Write out every line of the listing below without any changes, leaving out the pictures.

↓↓↓

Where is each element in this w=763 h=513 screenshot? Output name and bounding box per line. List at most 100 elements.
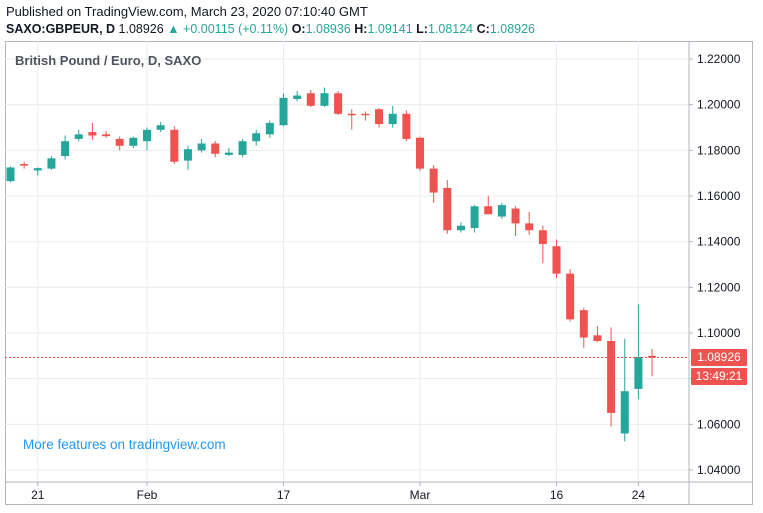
published-caption: Published on TradingView.com, March 23, … [6,4,368,19]
candle-body [102,134,111,137]
candle-body [361,113,370,116]
candle [566,269,575,322]
y-tick-label: 1.18000 [697,143,741,157]
candle-body [634,356,643,389]
candle-body [525,223,534,231]
candle-body [593,335,602,341]
candle [648,348,657,377]
candle [129,136,138,149]
candle [375,108,384,128]
candle-body [620,391,629,434]
candle [470,205,479,233]
candles [6,87,657,442]
candle [593,326,602,343]
candle-body [265,122,274,135]
x-tick-label: 24 [632,488,646,502]
y-tick-label: 1.20000 [697,98,741,112]
candle [456,222,465,233]
candle-body [648,355,657,358]
grid [5,41,689,482]
candle [538,225,547,264]
candle [183,145,192,170]
candle [279,93,288,127]
candle-body [293,95,302,99]
candle [429,165,438,203]
x-tick-label: 16 [550,488,564,502]
candle-body [320,93,329,106]
candle-body [20,164,29,166]
x-tick-label: Feb [137,488,158,502]
candle-body [579,310,588,338]
candle-body [402,113,411,139]
candle-body [115,138,124,146]
more-features-link[interactable]: More features on tradingview.com [23,437,226,452]
x-tick-label: 21 [31,488,45,502]
y-tick-label: 1.22000 [697,52,741,66]
candle-body [470,206,479,228]
low-value: 1.08124 [427,22,474,36]
candle-body [197,143,206,151]
candle-body [170,129,179,162]
y-tick-label: 1.12000 [697,280,741,294]
candle [525,211,534,235]
candle [402,110,411,142]
countdown-label: 13:49:21 [691,367,747,385]
close-label: C: [476,22,490,36]
candle [347,109,356,130]
candle [102,130,111,138]
close-value: 1.08926 [489,22,536,36]
low-label: L: [416,22,428,36]
candle-body [224,152,233,155]
candle [416,136,424,171]
candle-body [429,168,438,193]
candle-body [252,133,261,142]
candle-body [375,109,384,125]
candle-body [607,340,616,413]
y-tick-label: 1.14000 [697,235,741,249]
candle-body [511,208,520,224]
candle [88,122,97,141]
y-tick-label: 1.06000 [697,417,741,431]
candle-body [238,141,247,155]
candle [388,105,397,128]
candle-body [156,125,165,130]
candle [634,304,643,400]
candle [552,239,561,279]
time-axis[interactable]: 21 Feb 17 Mar 16 24 [31,482,645,502]
candle [484,196,493,215]
high-value: 1.09141 [367,22,413,36]
price-axis[interactable]: 1.22000 1.20000 1.18000 1.16000 1.14000 1.120… [689,52,741,477]
candle-body [334,93,343,114]
y-tick-label: 1.04000 [697,463,741,477]
chart-frame [5,41,753,505]
candle [33,167,42,176]
candle [115,136,124,151]
candle [607,327,616,427]
x-tick-label: Mar [410,488,431,502]
candle [238,138,247,158]
high-label: H: [354,22,368,36]
candle-body [74,134,83,139]
candle [211,141,220,158]
candle [74,129,83,142]
candle-body [566,273,575,320]
candle-body [497,205,506,217]
candle [579,307,588,348]
candle [20,161,29,169]
candle-body [6,167,15,182]
candle [306,89,315,107]
candle [334,90,343,115]
candle-body [47,158,56,169]
candle [620,338,629,442]
candle [224,148,233,157]
candle-body [88,132,97,136]
candle [170,126,179,165]
open-value: 1.08936 [305,22,351,36]
candle-body [129,137,138,146]
candle [265,120,274,138]
x-tick-label: 17 [277,488,291,502]
change-value: ▲ +0.00115 (+0.11%) [167,22,289,36]
candle [320,87,329,107]
candle-body [211,143,220,154]
open-label: O: [291,22,306,36]
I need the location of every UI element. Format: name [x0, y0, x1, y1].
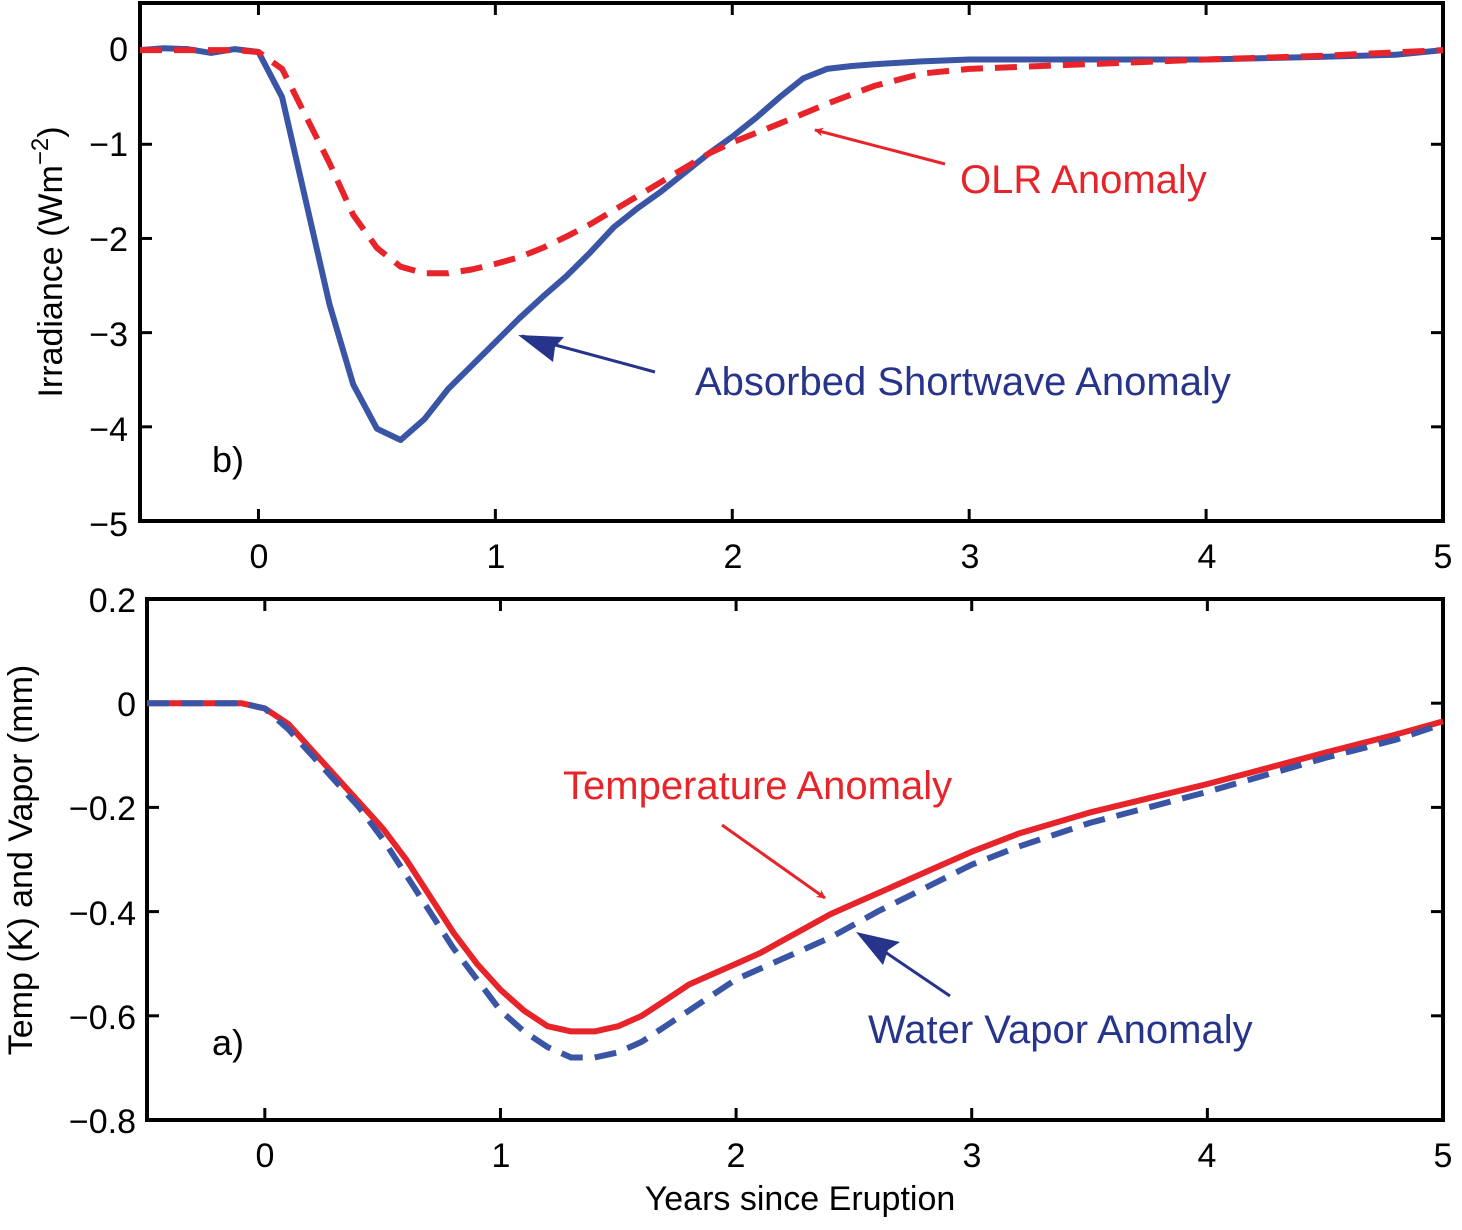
annotation-olr: OLR Anomaly — [960, 158, 1207, 202]
y-tick-label-b-0: 0 — [109, 31, 128, 69]
panel-a: 0 1 2 3 4 5 0.2 0 −0.2 −0.4 −0.6 −0.8 Te… — [2, 582, 1452, 1218]
x-tick-label-a-1: 1 — [492, 1137, 511, 1175]
x-tick-label-a-2: 2 — [727, 1137, 746, 1175]
panel-tag-b: b) — [212, 439, 244, 480]
x-axis-label: Years since Eruption — [645, 1180, 956, 1218]
annotation-arrowhead-shortwave — [518, 335, 564, 362]
plot-frame-b — [138, 1, 1445, 523]
y-tick-label-b-2: −2 — [89, 221, 128, 259]
y-tick-label-a-5: −0.8 — [69, 1103, 136, 1141]
x-tick-label-b-0: 0 — [250, 538, 269, 576]
annotation-arrow-temperature — [721, 823, 826, 900]
y-axis-label-b: Irradiance (Wm−2) — [27, 126, 70, 397]
x-tick-label-b-5: 5 — [1434, 538, 1453, 576]
annotation-arrowhead-vapor — [856, 932, 900, 965]
y-tick-label-a-1: 0 — [117, 686, 136, 724]
x-tick-label-a-4: 4 — [1198, 1137, 1217, 1175]
annotation-shortwave: Absorbed Shortwave Anomaly — [695, 360, 1231, 404]
y-tick-label-b-4: −4 — [89, 411, 128, 449]
panel-tag-a: a) — [212, 1022, 244, 1063]
series-lines-b — [139, 45, 1444, 443]
plot-frame-a — [145, 597, 1445, 1122]
annotation-temperature: Temperature Anomaly — [563, 764, 952, 808]
panel-b: 0 1 2 3 4 5 0 −1 −2 −3 −4 −5 Irradiance … — [27, 1, 1453, 576]
y-axis-label-a: Temp (K) and Vapor (mm) — [2, 665, 40, 1055]
tick-marks-b — [140, 3, 1445, 523]
annotation-vapor: Water Vapor Anomaly — [868, 1008, 1253, 1052]
y-tick-label-a-2: −0.2 — [69, 790, 136, 828]
series-line-temperature-anomaly — [147, 700, 1444, 1035]
y-tick-label-b-5: −5 — [89, 506, 128, 544]
series-line-water-vapor-anomaly — [147, 700, 1444, 1061]
y-tick-label-a-0: 0.2 — [89, 582, 136, 620]
y-tick-label-b-3: −3 — [89, 316, 128, 354]
series-lines-a — [147, 700, 1444, 1061]
x-tick-label-a-5: 5 — [1434, 1137, 1453, 1175]
x-tick-label-a-3: 3 — [963, 1137, 982, 1175]
y-tick-label-b-1: −1 — [89, 126, 128, 164]
x-tick-label-b-2: 2 — [724, 538, 743, 576]
x-tick-label-a-0: 0 — [256, 1137, 275, 1175]
x-tick-label-b-4: 4 — [1198, 538, 1217, 576]
x-tick-label-b-1: 1 — [487, 538, 506, 576]
tick-marks-a — [147, 597, 1445, 1122]
x-tick-label-b-3: 3 — [961, 538, 980, 576]
y-tick-label-a-3: −0.4 — [69, 895, 136, 933]
series-line-olr-anomaly — [140, 47, 1444, 277]
annotation-arrow-olr — [814, 127, 946, 166]
y-tick-label-a-4: −0.6 — [69, 999, 136, 1037]
series-line-absorbed-shortwave-anomaly — [139, 45, 1444, 443]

↑↑↑

» CORRECT ANSWER:
Where is each element in this w=763 h=513 screenshot? Output name and bounding box per line. List at most 100 elements.
published-caption: Published on TradingView.com, March 23, … [6,4,368,19]
candle-body [102,134,111,137]
candle-body [361,113,370,116]
candle [566,269,575,322]
y-tick-label: 1.18000 [697,143,741,157]
candle-body [634,356,643,389]
candle-body [525,223,534,231]
candle-body [593,335,602,341]
candle [648,348,657,377]
candle [129,136,138,149]
candle [375,108,384,128]
candle-body [620,391,629,434]
candle [470,205,479,233]
candles [6,87,657,442]
candle [593,326,602,343]
candle-body [265,122,274,135]
x-tick-label: 24 [632,488,646,502]
y-tick-label: 1.20000 [697,98,741,112]
candle [456,222,465,233]
candle-body [648,355,657,358]
grid [5,41,689,482]
candle [538,225,547,264]
candle [183,145,192,170]
candle [279,93,288,127]
candle-body [293,95,302,99]
candle [429,165,438,203]
x-tick-label: 16 [550,488,564,502]
candle-body [320,93,329,106]
candle-body [20,164,29,166]
x-tick-label: Feb [137,488,158,502]
candle-body [579,310,588,338]
candle-body [402,113,411,139]
candle-body [115,138,124,146]
more-features-link[interactable]: More features on tradingview.com [23,437,226,452]
x-tick-label: 21 [31,488,45,502]
y-tick-label: 1.22000 [697,52,741,66]
candle-body [470,206,479,228]
low-value: 1.08124 [427,22,474,36]
candle-body [197,143,206,151]
candle-body [170,129,179,162]
y-tick-label: 1.12000 [697,280,741,294]
candle [525,211,534,235]
candle [402,110,411,142]
countdown-label: 13:49:21 [691,367,747,385]
close-label: C: [476,22,490,36]
candle [347,109,356,130]
candle [102,130,111,138]
close-value: 1.08926 [489,22,536,36]
low-label: L: [416,22,428,36]
candle-body [224,152,233,155]
candle [416,136,424,171]
candle-body [429,168,438,193]
candle-body [252,133,261,142]
candle-body [375,109,384,125]
candle-body [607,340,616,413]
y-tick-label: 1.14000 [697,235,741,249]
candle-body [511,208,520,224]
candle [88,122,97,141]
y-tick-label: 1.06000 [697,417,741,431]
candle-body [238,141,247,155]
candle [388,105,397,128]
candle-body [156,125,165,130]
candle [634,304,643,400]
candle [552,239,561,279]
time-axis[interactable]: 21 Feb 17 Mar 16 24 [31,482,645,502]
candle [484,196,493,215]
high-value: 1.09141 [367,22,413,36]
price-axis[interactable]: 1.22000 1.20000 1.18000 1.16000 1.14000 1.120… [689,52,741,477]
candle-body [334,93,343,114]
y-tick-label: 1.04000 [697,463,741,477]
chart-frame [5,41,753,505]
candle [33,167,42,176]
candle [115,136,124,151]
candle [607,327,616,427]
x-tick-label: Mar [410,488,431,502]
candle [238,138,247,158]
high-label: H: [354,22,368,36]
candle-body [74,134,83,139]
candle [211,141,220,158]
candle [74,129,83,142]
candle-body [566,273,575,320]
candle-body [497,205,506,217]
candle [579,307,588,348]
candle [20,161,29,169]
candle-body [6,167,15,182]
candle [306,89,315,107]
candle [334,90,343,115]
candle-body [47,158,56,169]
candle [620,338,629,442]
candle [224,148,233,157]
candle-body [88,132,97,136]
candle [170,126,179,165]
open-value: 1.08936 [305,22,351,36]
candle-body [129,137,138,146]
candle [265,120,274,138]
x-tick-label: 17 [277,488,291,502]
change-value: ▲ +0.00115 (+0.11%) [167,22,289,36]
candle [320,87,329,107]
candle-body [211,143,220,154]
open-label: O: [291,22,306,36]
I need the location of every UI element. Format: name [x0, y0, x1, y1].
annotation-olr: OLR Anomaly — [960, 158, 1207, 202]
y-tick-label-b-0: 0 — [109, 31, 128, 69]
panel-a: 0 1 2 3 4 5 0.2 0 −0.2 −0.4 −0.6 −0.8 Te… — [2, 582, 1452, 1218]
x-tick-label-a-1: 1 — [492, 1137, 511, 1175]
x-tick-label-a-2: 2 — [727, 1137, 746, 1175]
panel-tag-b: b) — [212, 439, 244, 480]
x-axis-label: Years since Eruption — [645, 1180, 956, 1218]
annotation-arrowhead-shortwave — [518, 335, 564, 362]
plot-frame-b — [138, 1, 1445, 523]
y-tick-label-b-2: −2 — [89, 221, 128, 259]
y-tick-label-a-5: −0.8 — [69, 1103, 136, 1141]
x-tick-label-b-0: 0 — [250, 538, 269, 576]
annotation-arrow-temperature — [721, 823, 826, 900]
y-axis-label-b: Irradiance (Wm−2) — [27, 126, 70, 397]
x-tick-label-b-5: 5 — [1434, 538, 1453, 576]
annotation-arrowhead-vapor — [856, 932, 900, 965]
y-tick-label-a-1: 0 — [117, 686, 136, 724]
x-tick-label-a-4: 4 — [1198, 1137, 1217, 1175]
annotation-shortwave: Absorbed Shortwave Anomaly — [695, 360, 1231, 404]
y-tick-label-b-4: −4 — [89, 411, 128, 449]
panel-tag-a: a) — [212, 1022, 244, 1063]
series-lines-b — [139, 45, 1444, 443]
plot-frame-a — [145, 597, 1445, 1122]
annotation-temperature: Temperature Anomaly — [563, 764, 952, 808]
panel-b: 0 1 2 3 4 5 0 −1 −2 −3 −4 −5 Irradiance … — [27, 1, 1453, 576]
y-axis-label-a: Temp (K) and Vapor (mm) — [2, 665, 40, 1055]
tick-marks-b — [140, 3, 1445, 523]
annotation-vapor: Water Vapor Anomaly — [868, 1008, 1253, 1052]
y-tick-label-a-2: −0.2 — [69, 790, 136, 828]
series-line-temperature-anomaly — [147, 700, 1444, 1035]
y-tick-label-b-5: −5 — [89, 506, 128, 544]
series-line-water-vapor-anomaly — [147, 700, 1444, 1061]
y-tick-label-a-0: 0.2 — [89, 582, 136, 620]
y-tick-label-b-3: −3 — [89, 316, 128, 354]
series-lines-a — [147, 700, 1444, 1061]
x-tick-label-a-5: 5 — [1434, 1137, 1453, 1175]
x-tick-label-a-3: 3 — [963, 1137, 982, 1175]
y-tick-label-b-1: −1 — [89, 126, 128, 164]
x-tick-label-b-2: 2 — [724, 538, 743, 576]
x-tick-label-a-0: 0 — [256, 1137, 275, 1175]
x-tick-label-b-4: 4 — [1198, 538, 1217, 576]
x-tick-label-b-1: 1 — [487, 538, 506, 576]
tick-marks-a — [147, 597, 1445, 1122]
x-tick-label-b-3: 3 — [961, 538, 980, 576]
y-tick-label-a-3: −0.4 — [69, 895, 136, 933]
series-line-olr-anomaly — [140, 47, 1444, 277]
annotation-arrow-olr — [814, 127, 946, 166]
y-tick-label-a-4: −0.6 — [69, 999, 136, 1037]
series-line-absorbed-shortwave-anomaly — [139, 45, 1444, 443]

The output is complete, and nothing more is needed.